● Görevin amacı:
Lütfen aşağıdaki satırlardan içinde "arrow" sözcüğü geçen her satırı çıkarın.

/---

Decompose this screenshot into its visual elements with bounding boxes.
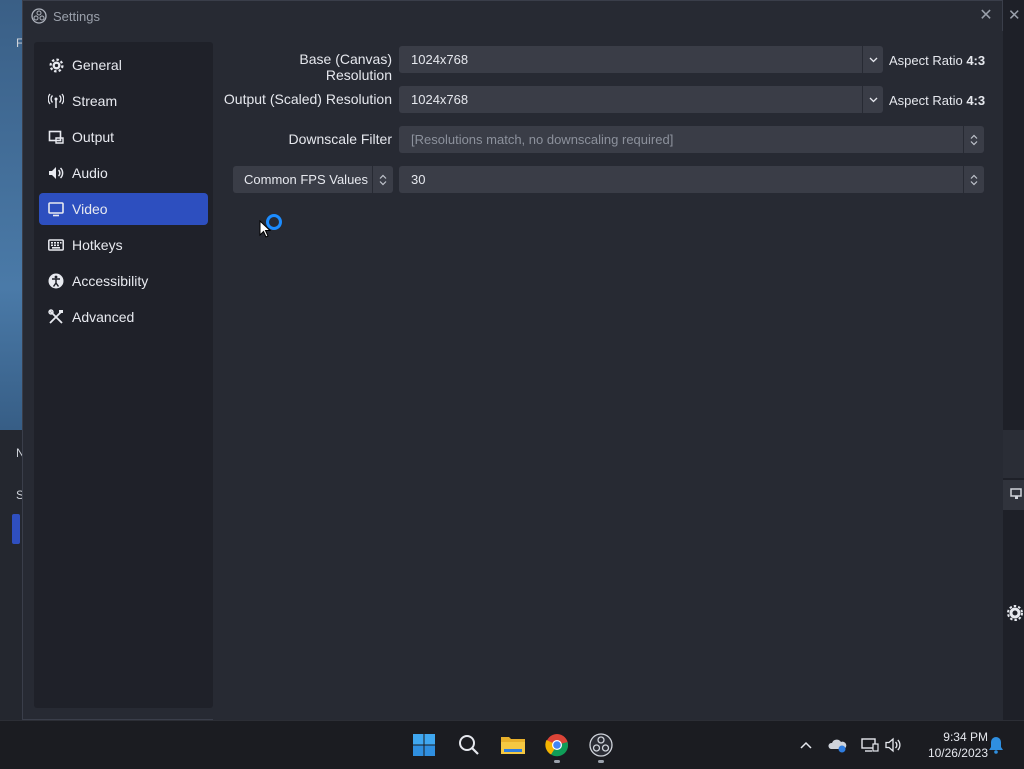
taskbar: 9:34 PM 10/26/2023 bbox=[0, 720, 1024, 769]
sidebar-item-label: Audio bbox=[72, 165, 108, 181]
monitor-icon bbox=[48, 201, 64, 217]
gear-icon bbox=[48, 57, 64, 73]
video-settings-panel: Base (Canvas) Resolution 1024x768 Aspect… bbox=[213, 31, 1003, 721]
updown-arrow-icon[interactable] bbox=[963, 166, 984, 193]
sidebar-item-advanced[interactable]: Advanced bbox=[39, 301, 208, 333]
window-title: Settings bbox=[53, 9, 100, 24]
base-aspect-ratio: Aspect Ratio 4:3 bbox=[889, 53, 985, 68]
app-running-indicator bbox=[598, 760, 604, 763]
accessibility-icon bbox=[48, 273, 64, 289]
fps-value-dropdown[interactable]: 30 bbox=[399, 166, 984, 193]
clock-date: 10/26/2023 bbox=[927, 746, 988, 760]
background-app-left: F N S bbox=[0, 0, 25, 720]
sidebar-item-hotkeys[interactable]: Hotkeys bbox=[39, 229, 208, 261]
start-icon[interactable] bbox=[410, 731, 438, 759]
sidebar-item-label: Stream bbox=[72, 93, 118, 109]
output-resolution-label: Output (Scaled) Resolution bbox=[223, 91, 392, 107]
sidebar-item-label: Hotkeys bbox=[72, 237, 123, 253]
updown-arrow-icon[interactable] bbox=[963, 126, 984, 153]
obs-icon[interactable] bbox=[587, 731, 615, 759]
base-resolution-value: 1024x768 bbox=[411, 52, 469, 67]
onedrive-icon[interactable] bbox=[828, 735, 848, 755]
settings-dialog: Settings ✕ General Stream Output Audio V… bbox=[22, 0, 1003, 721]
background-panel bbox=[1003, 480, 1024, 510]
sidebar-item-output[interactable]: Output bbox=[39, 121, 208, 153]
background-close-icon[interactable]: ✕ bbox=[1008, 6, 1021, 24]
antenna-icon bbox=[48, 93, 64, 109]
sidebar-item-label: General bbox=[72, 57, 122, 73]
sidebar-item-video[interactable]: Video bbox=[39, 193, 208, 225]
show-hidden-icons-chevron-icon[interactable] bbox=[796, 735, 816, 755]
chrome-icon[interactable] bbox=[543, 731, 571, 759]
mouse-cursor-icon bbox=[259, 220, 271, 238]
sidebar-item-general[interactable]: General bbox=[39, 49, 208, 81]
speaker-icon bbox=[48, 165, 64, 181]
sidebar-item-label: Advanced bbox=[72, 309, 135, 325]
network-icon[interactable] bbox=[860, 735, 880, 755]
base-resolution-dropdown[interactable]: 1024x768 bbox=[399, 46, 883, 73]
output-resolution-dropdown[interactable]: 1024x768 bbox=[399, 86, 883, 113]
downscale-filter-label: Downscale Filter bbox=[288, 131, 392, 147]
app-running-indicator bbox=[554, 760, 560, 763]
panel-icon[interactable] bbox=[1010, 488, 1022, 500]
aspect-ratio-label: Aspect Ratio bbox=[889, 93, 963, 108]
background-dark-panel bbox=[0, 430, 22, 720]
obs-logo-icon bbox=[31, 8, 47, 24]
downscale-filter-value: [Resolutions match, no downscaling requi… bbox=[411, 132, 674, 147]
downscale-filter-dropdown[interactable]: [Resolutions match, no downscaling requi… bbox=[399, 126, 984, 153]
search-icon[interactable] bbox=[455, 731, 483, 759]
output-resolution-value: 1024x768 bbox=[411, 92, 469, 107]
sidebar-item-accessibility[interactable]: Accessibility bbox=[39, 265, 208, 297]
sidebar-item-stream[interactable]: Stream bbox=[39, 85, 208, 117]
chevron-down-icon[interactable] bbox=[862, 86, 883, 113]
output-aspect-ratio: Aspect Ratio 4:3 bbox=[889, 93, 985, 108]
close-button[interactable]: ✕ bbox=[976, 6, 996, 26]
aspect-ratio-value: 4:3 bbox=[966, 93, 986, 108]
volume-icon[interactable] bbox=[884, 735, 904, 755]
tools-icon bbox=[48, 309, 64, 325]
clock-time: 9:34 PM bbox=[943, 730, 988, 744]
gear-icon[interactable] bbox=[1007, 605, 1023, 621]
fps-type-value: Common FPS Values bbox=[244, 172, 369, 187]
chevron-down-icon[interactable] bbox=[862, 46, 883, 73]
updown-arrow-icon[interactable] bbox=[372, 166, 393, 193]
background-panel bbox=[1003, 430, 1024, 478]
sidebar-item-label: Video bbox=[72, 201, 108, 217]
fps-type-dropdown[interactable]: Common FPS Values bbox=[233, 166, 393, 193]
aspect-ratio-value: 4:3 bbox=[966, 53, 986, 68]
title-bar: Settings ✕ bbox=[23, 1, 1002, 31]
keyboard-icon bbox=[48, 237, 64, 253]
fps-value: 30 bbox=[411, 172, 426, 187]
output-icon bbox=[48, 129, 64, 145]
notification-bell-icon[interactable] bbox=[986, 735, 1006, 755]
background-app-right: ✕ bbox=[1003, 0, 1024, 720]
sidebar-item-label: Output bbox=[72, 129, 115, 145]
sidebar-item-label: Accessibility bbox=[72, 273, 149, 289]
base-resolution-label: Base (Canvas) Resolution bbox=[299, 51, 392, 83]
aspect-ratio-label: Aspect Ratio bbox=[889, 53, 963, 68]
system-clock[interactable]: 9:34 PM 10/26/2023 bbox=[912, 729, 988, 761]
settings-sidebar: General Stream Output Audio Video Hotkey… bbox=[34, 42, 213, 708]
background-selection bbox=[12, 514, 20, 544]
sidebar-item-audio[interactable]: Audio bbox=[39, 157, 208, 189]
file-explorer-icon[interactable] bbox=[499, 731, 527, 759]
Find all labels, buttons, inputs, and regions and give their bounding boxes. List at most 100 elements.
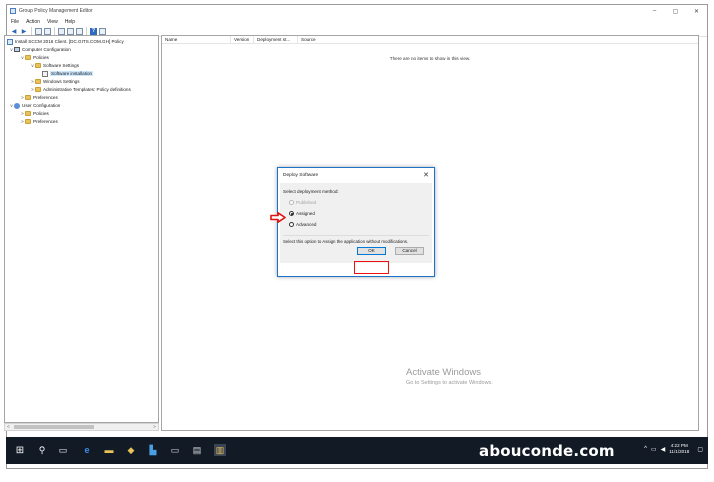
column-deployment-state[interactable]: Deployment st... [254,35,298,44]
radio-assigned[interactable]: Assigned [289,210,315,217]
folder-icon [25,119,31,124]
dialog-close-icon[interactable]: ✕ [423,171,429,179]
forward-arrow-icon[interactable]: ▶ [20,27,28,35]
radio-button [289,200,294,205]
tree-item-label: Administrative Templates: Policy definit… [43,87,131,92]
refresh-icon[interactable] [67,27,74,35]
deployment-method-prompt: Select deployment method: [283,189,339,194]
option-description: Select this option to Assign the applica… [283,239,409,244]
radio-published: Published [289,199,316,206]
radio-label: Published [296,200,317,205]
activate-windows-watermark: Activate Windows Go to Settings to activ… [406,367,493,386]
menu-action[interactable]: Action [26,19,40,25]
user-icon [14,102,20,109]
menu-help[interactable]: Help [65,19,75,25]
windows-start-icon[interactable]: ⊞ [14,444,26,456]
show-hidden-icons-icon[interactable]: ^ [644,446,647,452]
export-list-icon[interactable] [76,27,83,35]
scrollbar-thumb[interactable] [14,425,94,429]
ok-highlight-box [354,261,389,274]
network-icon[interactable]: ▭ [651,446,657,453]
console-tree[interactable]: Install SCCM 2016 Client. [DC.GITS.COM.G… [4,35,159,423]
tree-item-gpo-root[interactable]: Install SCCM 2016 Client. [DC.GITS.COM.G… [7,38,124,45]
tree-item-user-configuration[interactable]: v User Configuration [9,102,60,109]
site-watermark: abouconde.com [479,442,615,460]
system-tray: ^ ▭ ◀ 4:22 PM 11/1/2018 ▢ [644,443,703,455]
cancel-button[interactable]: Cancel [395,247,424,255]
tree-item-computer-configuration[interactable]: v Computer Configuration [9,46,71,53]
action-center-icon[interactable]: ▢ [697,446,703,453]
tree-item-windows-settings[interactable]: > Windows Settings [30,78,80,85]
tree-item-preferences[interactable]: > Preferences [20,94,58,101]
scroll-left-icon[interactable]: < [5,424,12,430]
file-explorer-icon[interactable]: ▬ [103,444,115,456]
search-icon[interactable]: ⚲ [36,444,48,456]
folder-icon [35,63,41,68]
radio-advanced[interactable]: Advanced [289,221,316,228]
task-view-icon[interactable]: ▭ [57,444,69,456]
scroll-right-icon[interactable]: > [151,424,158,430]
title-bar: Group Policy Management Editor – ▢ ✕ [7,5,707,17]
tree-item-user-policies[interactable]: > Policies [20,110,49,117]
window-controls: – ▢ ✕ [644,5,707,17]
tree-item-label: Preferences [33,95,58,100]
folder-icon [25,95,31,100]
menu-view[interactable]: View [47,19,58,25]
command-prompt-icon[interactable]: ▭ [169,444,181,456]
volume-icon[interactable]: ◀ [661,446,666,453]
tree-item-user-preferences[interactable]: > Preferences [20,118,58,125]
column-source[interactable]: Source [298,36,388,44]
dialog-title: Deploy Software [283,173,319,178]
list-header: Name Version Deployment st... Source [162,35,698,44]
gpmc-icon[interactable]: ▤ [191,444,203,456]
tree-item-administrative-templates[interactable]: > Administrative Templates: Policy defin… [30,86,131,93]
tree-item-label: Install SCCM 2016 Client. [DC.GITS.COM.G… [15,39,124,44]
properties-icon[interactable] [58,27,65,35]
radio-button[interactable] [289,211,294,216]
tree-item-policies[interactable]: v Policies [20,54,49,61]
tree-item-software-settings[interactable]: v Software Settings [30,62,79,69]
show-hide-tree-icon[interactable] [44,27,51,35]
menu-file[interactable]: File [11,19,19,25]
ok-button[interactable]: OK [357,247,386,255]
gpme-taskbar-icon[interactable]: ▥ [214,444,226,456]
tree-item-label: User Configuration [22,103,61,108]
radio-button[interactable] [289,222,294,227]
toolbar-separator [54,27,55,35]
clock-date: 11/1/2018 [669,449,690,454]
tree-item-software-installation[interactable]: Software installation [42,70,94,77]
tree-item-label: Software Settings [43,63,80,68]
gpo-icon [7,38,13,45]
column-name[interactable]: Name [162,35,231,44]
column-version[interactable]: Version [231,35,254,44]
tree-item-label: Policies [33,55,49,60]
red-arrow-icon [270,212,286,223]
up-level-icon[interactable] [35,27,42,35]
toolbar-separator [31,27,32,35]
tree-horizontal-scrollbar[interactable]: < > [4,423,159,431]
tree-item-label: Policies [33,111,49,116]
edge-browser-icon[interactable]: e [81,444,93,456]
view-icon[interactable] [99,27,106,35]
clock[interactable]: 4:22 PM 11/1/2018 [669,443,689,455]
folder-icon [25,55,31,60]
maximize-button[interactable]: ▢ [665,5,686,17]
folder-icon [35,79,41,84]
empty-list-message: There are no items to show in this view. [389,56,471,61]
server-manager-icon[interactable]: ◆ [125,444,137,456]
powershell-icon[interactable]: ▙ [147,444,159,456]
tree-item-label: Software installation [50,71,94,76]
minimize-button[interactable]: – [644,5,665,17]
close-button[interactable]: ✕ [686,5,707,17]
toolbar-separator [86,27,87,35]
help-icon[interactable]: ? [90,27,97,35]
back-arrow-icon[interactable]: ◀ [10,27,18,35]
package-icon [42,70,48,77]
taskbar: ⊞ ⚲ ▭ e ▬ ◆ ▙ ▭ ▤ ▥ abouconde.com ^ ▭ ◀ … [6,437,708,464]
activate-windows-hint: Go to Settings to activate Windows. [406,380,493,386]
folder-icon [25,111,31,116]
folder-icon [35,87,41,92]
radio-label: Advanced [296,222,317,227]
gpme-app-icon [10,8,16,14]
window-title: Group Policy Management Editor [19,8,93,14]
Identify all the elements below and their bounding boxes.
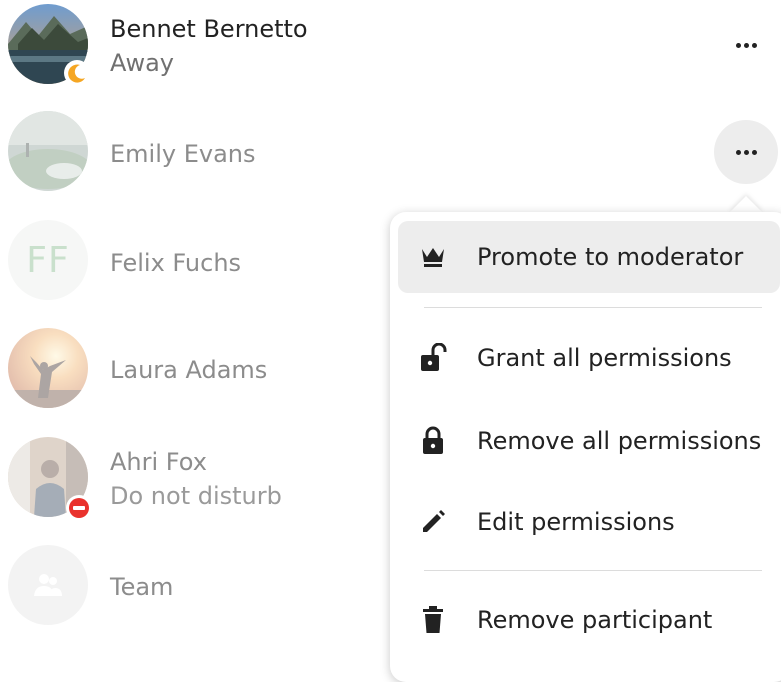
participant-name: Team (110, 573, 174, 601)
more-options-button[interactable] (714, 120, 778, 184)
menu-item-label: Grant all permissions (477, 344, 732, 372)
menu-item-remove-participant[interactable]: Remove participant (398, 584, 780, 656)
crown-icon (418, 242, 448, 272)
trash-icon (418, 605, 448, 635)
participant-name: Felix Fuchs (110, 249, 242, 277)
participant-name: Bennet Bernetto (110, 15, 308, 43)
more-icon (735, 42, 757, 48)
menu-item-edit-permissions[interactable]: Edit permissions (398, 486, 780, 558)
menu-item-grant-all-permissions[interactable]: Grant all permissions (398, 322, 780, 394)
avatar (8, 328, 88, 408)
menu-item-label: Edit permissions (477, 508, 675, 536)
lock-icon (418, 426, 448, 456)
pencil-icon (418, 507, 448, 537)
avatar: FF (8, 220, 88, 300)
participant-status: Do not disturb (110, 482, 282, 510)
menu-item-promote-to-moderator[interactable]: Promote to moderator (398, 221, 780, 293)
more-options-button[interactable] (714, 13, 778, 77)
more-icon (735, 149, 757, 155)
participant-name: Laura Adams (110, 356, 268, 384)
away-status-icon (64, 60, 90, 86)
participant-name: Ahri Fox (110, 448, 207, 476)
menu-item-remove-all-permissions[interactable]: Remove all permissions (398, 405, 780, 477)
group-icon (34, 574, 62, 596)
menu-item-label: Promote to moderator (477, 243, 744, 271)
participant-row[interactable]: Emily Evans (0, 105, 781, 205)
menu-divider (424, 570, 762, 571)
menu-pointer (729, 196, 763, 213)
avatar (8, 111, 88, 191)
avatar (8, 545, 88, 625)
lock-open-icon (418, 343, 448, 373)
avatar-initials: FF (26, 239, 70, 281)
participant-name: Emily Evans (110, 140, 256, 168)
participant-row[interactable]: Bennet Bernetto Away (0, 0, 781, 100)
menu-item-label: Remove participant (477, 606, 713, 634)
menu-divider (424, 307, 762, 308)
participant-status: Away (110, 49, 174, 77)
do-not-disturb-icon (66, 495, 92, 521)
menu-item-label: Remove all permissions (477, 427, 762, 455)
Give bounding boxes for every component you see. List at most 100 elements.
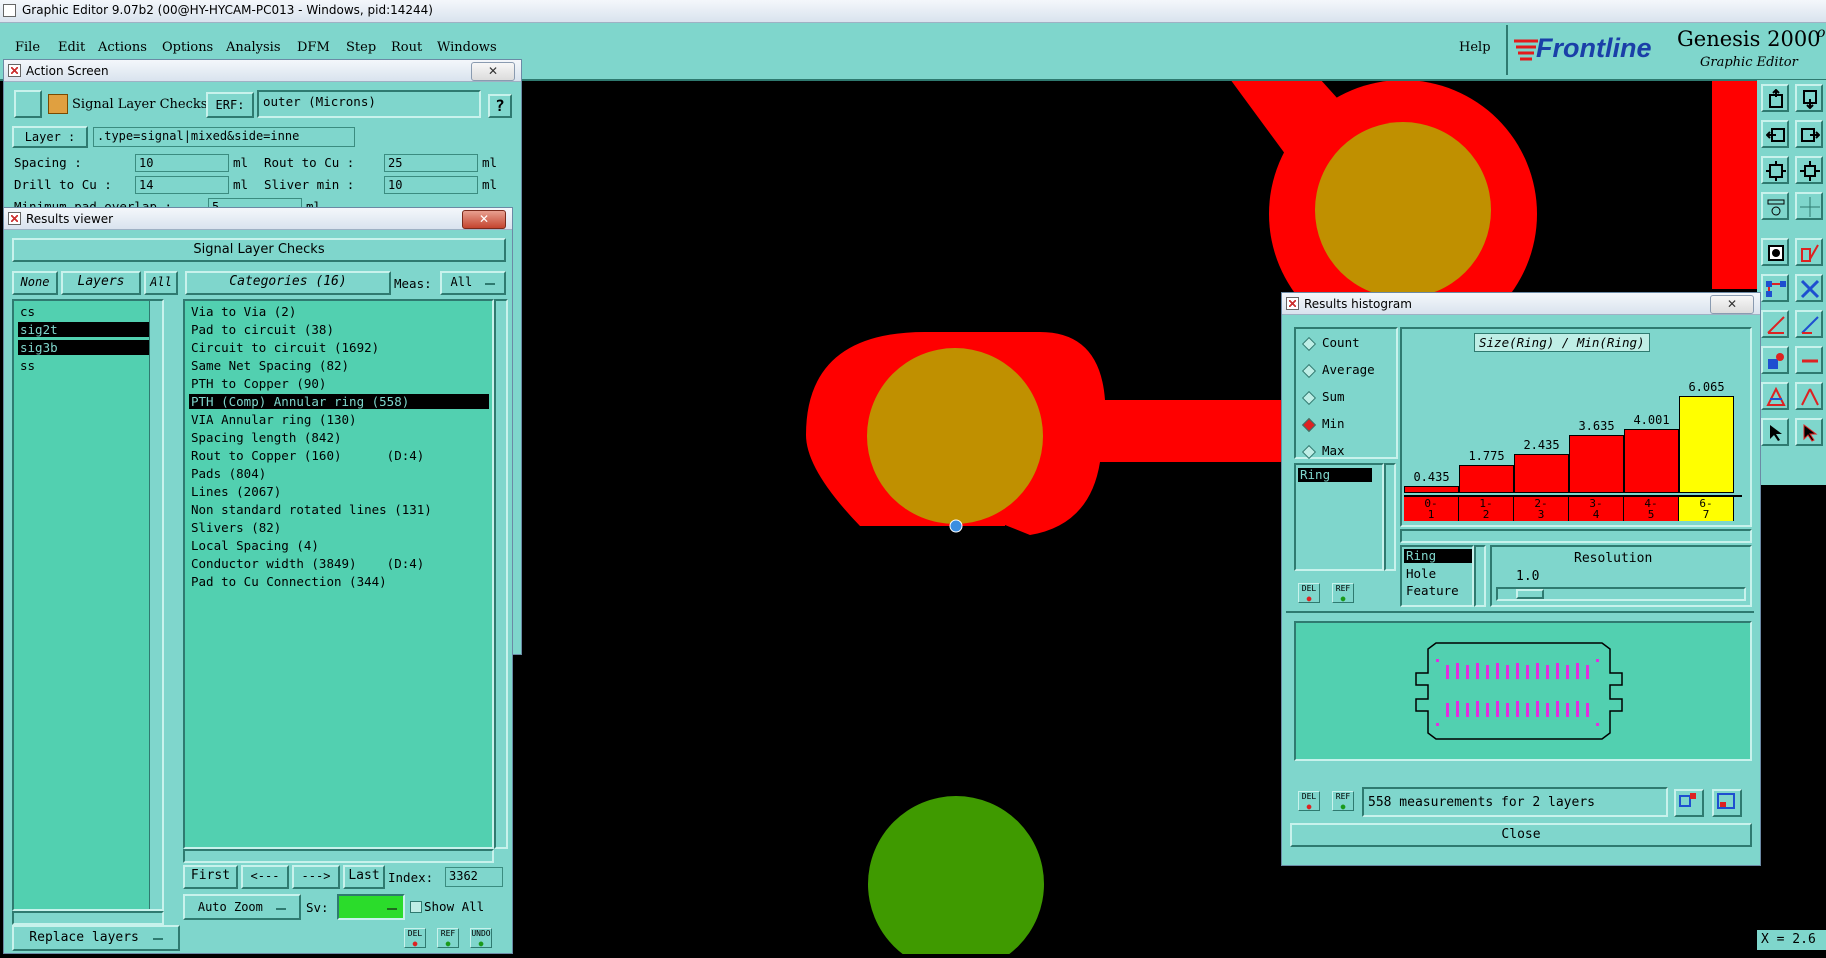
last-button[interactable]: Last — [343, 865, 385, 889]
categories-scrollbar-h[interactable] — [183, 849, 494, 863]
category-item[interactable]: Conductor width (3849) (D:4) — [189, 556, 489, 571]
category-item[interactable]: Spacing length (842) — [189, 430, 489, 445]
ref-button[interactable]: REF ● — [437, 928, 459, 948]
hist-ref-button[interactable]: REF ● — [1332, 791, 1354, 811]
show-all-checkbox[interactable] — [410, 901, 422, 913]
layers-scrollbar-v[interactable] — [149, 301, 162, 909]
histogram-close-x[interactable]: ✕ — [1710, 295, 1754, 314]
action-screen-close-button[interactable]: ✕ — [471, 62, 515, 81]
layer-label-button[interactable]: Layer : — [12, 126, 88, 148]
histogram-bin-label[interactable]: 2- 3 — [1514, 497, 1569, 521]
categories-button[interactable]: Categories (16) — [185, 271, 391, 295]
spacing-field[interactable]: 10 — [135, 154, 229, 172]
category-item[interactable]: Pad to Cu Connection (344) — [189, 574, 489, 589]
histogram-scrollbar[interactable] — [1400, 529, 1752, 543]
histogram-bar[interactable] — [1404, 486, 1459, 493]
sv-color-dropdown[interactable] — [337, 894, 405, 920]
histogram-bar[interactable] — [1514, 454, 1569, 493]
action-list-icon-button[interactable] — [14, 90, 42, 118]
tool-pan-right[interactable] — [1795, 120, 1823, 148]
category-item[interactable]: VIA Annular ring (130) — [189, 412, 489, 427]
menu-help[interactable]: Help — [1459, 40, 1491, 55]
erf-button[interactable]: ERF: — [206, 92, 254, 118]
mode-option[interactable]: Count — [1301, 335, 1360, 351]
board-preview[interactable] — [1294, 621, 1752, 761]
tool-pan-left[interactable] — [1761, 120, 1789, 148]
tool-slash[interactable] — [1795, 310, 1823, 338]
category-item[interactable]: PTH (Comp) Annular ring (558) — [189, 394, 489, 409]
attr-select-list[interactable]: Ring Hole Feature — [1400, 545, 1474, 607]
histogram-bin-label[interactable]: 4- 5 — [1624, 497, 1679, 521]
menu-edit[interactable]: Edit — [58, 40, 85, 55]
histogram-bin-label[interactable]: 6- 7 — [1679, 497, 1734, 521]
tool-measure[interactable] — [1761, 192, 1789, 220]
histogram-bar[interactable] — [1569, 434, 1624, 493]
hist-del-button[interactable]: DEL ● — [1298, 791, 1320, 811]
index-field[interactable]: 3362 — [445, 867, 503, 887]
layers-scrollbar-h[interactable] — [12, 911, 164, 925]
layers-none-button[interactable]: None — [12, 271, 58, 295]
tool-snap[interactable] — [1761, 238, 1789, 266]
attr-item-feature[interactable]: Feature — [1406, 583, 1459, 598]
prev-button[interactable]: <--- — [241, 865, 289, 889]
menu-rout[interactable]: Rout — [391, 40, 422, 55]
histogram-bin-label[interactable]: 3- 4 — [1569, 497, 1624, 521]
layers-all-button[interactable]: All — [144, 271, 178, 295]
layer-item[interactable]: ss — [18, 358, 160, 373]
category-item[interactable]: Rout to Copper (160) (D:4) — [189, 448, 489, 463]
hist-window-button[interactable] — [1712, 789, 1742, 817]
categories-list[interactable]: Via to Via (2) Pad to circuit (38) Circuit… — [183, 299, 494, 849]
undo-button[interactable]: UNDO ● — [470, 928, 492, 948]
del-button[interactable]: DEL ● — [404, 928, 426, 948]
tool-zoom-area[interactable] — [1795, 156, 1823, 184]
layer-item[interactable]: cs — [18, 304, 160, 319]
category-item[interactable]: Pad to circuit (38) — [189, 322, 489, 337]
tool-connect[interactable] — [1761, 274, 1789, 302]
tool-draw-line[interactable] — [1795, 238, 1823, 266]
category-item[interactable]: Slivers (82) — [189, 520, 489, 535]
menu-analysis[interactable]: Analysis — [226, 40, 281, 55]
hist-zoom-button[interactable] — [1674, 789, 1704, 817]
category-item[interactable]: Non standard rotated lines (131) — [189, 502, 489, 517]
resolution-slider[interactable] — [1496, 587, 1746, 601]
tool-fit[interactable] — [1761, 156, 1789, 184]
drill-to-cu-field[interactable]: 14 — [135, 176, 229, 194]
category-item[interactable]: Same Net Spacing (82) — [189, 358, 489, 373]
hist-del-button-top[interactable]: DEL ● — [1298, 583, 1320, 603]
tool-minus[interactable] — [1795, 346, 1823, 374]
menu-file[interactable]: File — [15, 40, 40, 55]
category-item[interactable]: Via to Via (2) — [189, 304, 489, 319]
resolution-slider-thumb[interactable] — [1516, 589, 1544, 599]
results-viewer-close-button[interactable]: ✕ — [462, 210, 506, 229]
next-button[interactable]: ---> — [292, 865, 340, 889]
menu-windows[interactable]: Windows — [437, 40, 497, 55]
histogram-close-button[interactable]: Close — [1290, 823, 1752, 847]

\---

● Eksiksiz yanıt:
updown-arrow-icon[interactable] bbox=[963, 166, 984, 193]
updown-arrow-icon[interactable] bbox=[963, 126, 984, 153]
updown-arrow-icon[interactable] bbox=[372, 166, 393, 193]
forward-arrow-icon[interactable]: ▶ [20,27,28,35]
red-arrow-icon [270,212,286,223]
back-arrow-icon[interactable]: ◀ [10,27,18,35]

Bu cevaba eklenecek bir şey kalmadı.